CHALLENGE: Each record below must be returned exactly as shown.

-- START ENTRIES SUPPLIED --

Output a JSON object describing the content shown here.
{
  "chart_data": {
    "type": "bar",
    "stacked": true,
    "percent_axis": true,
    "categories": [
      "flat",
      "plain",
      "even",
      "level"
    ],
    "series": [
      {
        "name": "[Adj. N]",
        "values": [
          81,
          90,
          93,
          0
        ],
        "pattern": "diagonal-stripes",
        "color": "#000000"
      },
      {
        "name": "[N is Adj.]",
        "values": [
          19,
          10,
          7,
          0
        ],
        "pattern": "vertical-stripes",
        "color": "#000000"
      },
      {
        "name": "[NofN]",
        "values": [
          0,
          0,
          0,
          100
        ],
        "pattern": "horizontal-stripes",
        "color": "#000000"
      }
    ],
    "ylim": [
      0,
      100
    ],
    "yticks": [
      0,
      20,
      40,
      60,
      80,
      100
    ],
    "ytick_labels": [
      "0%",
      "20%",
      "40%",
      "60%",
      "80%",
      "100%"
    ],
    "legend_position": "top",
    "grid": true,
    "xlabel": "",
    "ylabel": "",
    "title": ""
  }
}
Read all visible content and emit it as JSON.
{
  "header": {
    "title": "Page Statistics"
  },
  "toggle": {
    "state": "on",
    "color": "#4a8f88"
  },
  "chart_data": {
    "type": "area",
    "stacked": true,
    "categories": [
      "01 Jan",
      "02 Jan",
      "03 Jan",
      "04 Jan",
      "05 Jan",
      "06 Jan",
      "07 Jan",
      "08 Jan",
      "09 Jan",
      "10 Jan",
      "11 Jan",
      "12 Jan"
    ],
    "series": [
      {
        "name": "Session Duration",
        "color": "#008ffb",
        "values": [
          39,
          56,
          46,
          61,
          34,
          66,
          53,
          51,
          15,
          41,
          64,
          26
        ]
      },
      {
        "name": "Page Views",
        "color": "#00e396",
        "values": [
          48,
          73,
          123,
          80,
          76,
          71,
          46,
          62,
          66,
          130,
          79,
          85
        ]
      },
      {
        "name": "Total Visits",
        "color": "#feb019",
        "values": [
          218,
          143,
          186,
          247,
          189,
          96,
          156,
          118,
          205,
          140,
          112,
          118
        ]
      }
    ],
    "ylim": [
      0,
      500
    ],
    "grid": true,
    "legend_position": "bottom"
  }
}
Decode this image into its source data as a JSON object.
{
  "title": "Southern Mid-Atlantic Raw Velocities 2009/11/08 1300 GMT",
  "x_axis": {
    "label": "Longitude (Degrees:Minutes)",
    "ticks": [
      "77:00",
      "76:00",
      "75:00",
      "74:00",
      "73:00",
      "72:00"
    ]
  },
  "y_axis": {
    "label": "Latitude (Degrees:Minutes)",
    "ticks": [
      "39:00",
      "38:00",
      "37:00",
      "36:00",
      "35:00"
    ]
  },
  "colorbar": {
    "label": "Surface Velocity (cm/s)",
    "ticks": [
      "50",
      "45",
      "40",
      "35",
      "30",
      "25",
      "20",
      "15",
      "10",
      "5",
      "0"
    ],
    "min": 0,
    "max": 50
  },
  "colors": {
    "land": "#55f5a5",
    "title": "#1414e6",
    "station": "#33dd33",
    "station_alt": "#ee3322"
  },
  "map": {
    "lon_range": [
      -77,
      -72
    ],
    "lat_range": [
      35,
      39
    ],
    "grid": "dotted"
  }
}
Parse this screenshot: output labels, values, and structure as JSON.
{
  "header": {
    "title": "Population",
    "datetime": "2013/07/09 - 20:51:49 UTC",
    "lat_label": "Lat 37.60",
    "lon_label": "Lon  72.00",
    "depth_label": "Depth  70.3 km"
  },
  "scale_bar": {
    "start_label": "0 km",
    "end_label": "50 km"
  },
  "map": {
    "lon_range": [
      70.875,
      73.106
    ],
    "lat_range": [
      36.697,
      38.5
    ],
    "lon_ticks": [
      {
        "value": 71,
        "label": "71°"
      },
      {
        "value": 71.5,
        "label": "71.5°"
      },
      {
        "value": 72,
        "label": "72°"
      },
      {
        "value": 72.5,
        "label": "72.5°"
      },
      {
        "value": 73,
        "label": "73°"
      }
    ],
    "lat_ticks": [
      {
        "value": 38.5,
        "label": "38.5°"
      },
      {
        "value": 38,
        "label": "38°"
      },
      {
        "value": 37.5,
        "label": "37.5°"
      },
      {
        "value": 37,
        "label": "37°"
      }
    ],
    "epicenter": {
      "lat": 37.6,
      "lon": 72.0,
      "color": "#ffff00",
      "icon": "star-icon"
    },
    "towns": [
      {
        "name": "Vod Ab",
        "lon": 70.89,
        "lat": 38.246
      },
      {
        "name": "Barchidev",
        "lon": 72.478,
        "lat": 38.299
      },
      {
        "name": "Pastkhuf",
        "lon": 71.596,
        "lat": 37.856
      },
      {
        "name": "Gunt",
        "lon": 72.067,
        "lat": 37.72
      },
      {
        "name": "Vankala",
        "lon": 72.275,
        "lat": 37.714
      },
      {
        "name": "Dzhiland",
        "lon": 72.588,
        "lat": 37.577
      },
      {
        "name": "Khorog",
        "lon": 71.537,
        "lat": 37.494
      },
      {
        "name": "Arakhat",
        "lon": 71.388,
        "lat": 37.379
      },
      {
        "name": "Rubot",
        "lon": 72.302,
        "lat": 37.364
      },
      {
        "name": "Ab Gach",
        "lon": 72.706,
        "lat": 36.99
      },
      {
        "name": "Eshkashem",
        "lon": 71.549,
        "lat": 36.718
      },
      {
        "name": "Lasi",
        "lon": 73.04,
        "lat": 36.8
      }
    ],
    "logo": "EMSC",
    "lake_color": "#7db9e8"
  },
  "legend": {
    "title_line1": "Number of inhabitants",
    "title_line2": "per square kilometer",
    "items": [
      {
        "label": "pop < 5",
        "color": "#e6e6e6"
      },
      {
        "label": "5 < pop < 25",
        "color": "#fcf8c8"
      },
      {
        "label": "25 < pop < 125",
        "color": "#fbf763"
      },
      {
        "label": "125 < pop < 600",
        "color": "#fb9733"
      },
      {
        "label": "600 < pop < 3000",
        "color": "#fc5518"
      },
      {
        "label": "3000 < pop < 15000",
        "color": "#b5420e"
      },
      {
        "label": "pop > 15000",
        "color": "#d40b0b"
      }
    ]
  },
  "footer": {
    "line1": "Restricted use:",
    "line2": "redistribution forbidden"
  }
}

-- END ENTRIES SUPPLIED --

RESPONSE:
Output a JSON object describing the content shown here.
{
  "chart_data": {
    "type": "bar",
    "stacked": true,
    "percent_axis": true,
    "categories": [
      "flat",
      "plain",
      "even",
      "level"
    ],
    "series": [
      {
        "name": "[Adj. N]",
        "values": [
          81,
          90,
          93,
          0
        ],
        "pattern": "diagonal-stripes",
        "color": "#000000"
      },
      {
        "name": "[N is Adj.]",
        "values": [
          19,
          10,
          7,
          0
        ],
        "pattern": "vertical-stripes",
        "color": "#000000"
      },
      {
        "name": "[NofN]",
        "values": [
          0,
          0,
          0,
          100
        ],
        "pattern": "horizontal-stripes",
        "color": "#000000"
      }
    ],
    "ylim": [
      0,
      100
    ],
    "yticks": [
      0,
      20,
      40,
      60,
      80,
      100
    ],
    "ytick_labels": [
      "0%",
      "20%",
      "40%",
      "60%",
      "80%",
      "100%"
    ],
    "legend_position": "top",
    "grid": true,
    "xlabel": "",
    "ylabel": "",
    "title": ""
  }
}
Read all visible content and emit it as JSON.
{
  "header": {
    "title": "Page Statistics"
  },
  "toggle": {
    "state": "on",
    "color": "#4a8f88"
  },
  "chart_data": {
    "type": "area",
    "stacked": true,
    "categories": [
      "01 Jan",
      "02 Jan",
      "03 Jan",
      "04 Jan",
      "05 Jan",
      "06 Jan",
      "07 Jan",
      "08 Jan",
      "09 Jan",
      "10 Jan",
      "11 Jan",
      "12 Jan"
    ],
    "series": [
      {
        "name": "Session Duration",
        "color": "#008ffb",
        "values": [
          39,
          56,
          46,
          61,
          34,
          66,
          53,
          51,
          15,
          41,
          64,
          26
        ]
      },
      {
        "name": "Page Views",
        "color": "#00e396",
        "values": [
          48,
          73,
          123,
          80,
          76,
          71,
          46,
          62,
          66,
          130,
          79,
          85
        ]
      },
      {
        "name": "Total Visits",
        "color": "#feb019",
        "values": [
          218,
          143,
          186,
          247,
          189,
          96,
          156,
          118,
          205,
          140,
          112,
          118
        ]
      }
    ],
    "ylim": [
      0,
      500
    ],
    "grid": true,
    "legend_position": "bottom"
  }
}
Decode this image into its source data as a JSON object.
{
  "title": "Southern Mid-Atlantic Raw Velocities 2009/11/08 1300 GMT",
  "x_axis": {
    "label": "Longitude (Degrees:Minutes)",
    "ticks": [
      "77:00",
      "76:00",
      "75:00",
      "74:00",
      "73:00",
      "72:00"
    ]
  },
  "y_axis": {
    "label": "Latitude (Degrees:Minutes)",
    "ticks": [
      "39:00",
      "38:00",
      "37:00",
      "36:00",
      "35:00"
    ]
  },
  "colorbar": {
    "label": "Surface Velocity (cm/s)",
    "ticks": [
      "50",
      "45",
      "40",
      "35",
      "30",
      "25",
      "20",
      "15",
      "10",
      "5",
      "0"
    ],
    "min": 0,
    "max": 50
  },
  "colors": {
    "land": "#55f5a5",
    "title": "#1414e6",
    "station": "#33dd33",
    "station_alt": "#ee3322"
  },
  "map": {
    "lon_range": [
      -77,
      -72
    ],
    "lat_range": [
      35,
      39
    ],
    "grid": "dotted"
  }
}
Parse this screenshot: output labels, values, and structure as JSON.
{
  "header": {
    "title": "Population",
    "datetime": "2013/07/09 - 20:51:49 UTC",
    "lat_label": "Lat 37.60",
    "lon_label": "Lon  72.00",
    "depth_label": "Depth  70.3 km"
  },
  "scale_bar": {
    "start_label": "0 km",
    "end_label": "50 km"
  },
  "map": {
    "lon_range": [
      70.875,
      73.106
    ],
    "lat_range": [
      36.697,
      38.5
    ],
    "lon_ticks": [
      {
        "value": 71,
        "label": "71°"
      },
      {
        "value": 71.5,
        "label": "71.5°"
      },
      {
        "value": 72,
        "label": "72°"
      },
      {
        "value": 72.5,
        "label": "72.5°"
      },
      {
        "value": 73,
        "label": "73°"
      }
    ],
    "lat_ticks": [
      {
        "value": 38.5,
        "label": "38.5°"
      },
      {
        "value": 38,
        "label": "38°"
      },
      {
        "value": 37.5,
        "label": "37.5°"
      },
      {
        "value": 37,
        "label": "37°"
      }
    ],
    "epicenter": {
      "lat": 37.6,
      "lon": 72.0,
      "color": "#ffff00",
      "icon": "star-icon"
    },
    "towns": [
      {
        "name": "Vod Ab",
        "lon": 70.89,
        "lat": 38.246
      },
      {
        "name": "Barchidev",
        "lon": 72.478,
        "lat": 38.299
      },
      {
        "name": "Pastkhuf",
        "lon": 71.596,
        "lat": 37.856
      },
      {
        "name": "Gunt",
        "lon": 72.067,
        "lat": 37.72
      },
      {
        "name": "Vankala",
        "lon": 72.275,
        "lat": 37.714
      },
      {
        "name": "Dzhiland",
        "lon": 72.588,
        "lat": 37.577
      },
      {
        "name": "Khorog",
        "lon": 71.537,
        "lat": 37.494
      },
      {
        "name": "Arakhat",
        "lon": 71.388,
        "lat": 37.379
      },
      {
        "name": "Rubot",
        "lon": 72.302,
        "lat": 37.364
      },
      {
        "name": "Ab Gach",
        "lon": 72.706,
        "lat": 36.99
      },
      {
        "name": "Eshkashem",
        "lon": 71.549,
        "lat": 36.718
      },
      {
        "name": "Lasi",
        "lon": 73.04,
        "lat": 36.8
      }
    ],
    "logo": "EMSC",
    "lake_color": "#7db9e8"
  },
  "legend": {
    "title_line1": "Number of inhabitants",
    "title_line2": "per square kilometer",
    "items": [
      {
        "label": "pop < 5",
        "color": "#e6e6e6"
      },
      {
        "label": "5 < pop < 25",
        "color": "#fcf8c8"
      },
      {
        "label": "25 < pop < 125",
        "color": "#fbf763"
      },
      {
        "label": "125 < pop < 600",
        "color": "#fb9733"
      },
      {
        "label": "600 < pop < 3000",
        "color": "#fc5518"
      },
      {
        "label": "3000 < pop < 15000",
        "color": "#b5420e"
      },
      {
        "label": "pop > 15000",
        "color": "#d40b0b"
      }
    ]
  },
  "footer": {
    "line1": "Restricted use:",
    "line2": "redistribution forbidden"
  }
}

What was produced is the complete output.